**TASK TO COMPLETE**
Each entry here needs to be set down again exactly, please; pictures are left out.

____ THE RECORDS

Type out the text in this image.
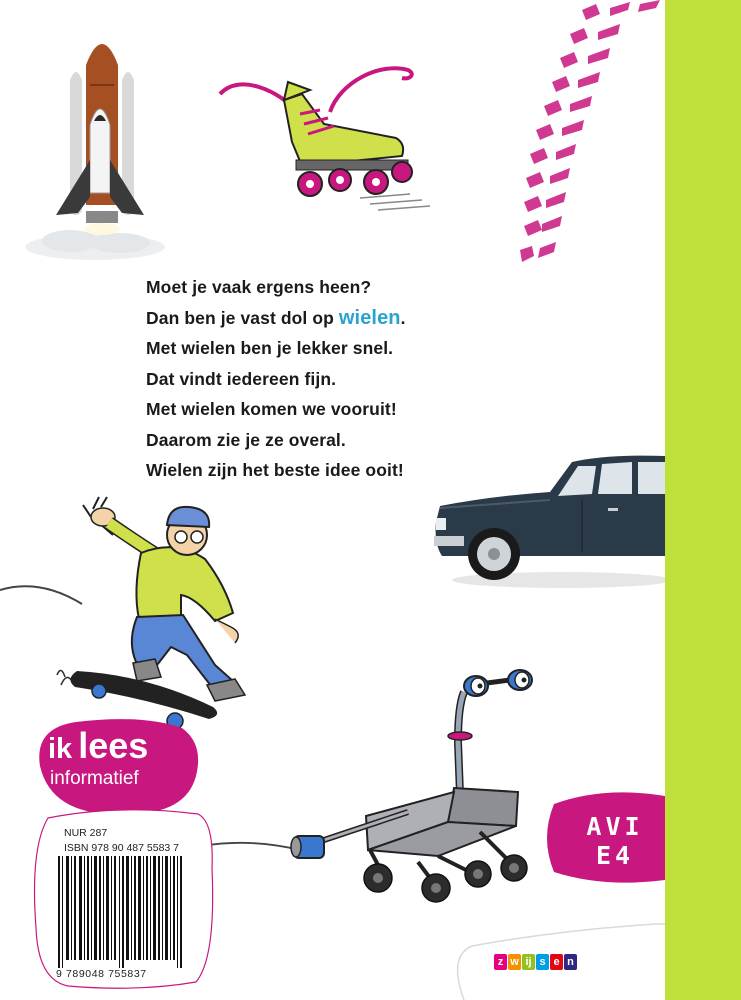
Moet je vaak ergens heen?
Dan ben je vast dol op wielen.
Met wielen ben je lekker snel.
Dat vindt iedereen fijn.
Met wielen komen we vooruit!
Daarom zie je ze overal.
Wielen zijn het beste idee ooit!
ik lees
informatief
NUR 287
ISBN 978 90 487 5583 7
9 789048 755837
AVI
E4
z w ij s e n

________

**SOLUTION TO THE PROBLEM**
Type out the text in this image.
Moet je vaak ergens heen?
Dan ben je vast dol op wielen.
Met wielen ben je lekker snel.
Dat vindt iedereen fijn.
Met wielen komen we vooruit!
Daarom zie je ze overal.
Wielen zijn het beste idee ooit!
ik lees
informatief
NUR 287
ISBN 978 90 487 5583 7
9 789048 755837
AVI
E4
z w ij s e n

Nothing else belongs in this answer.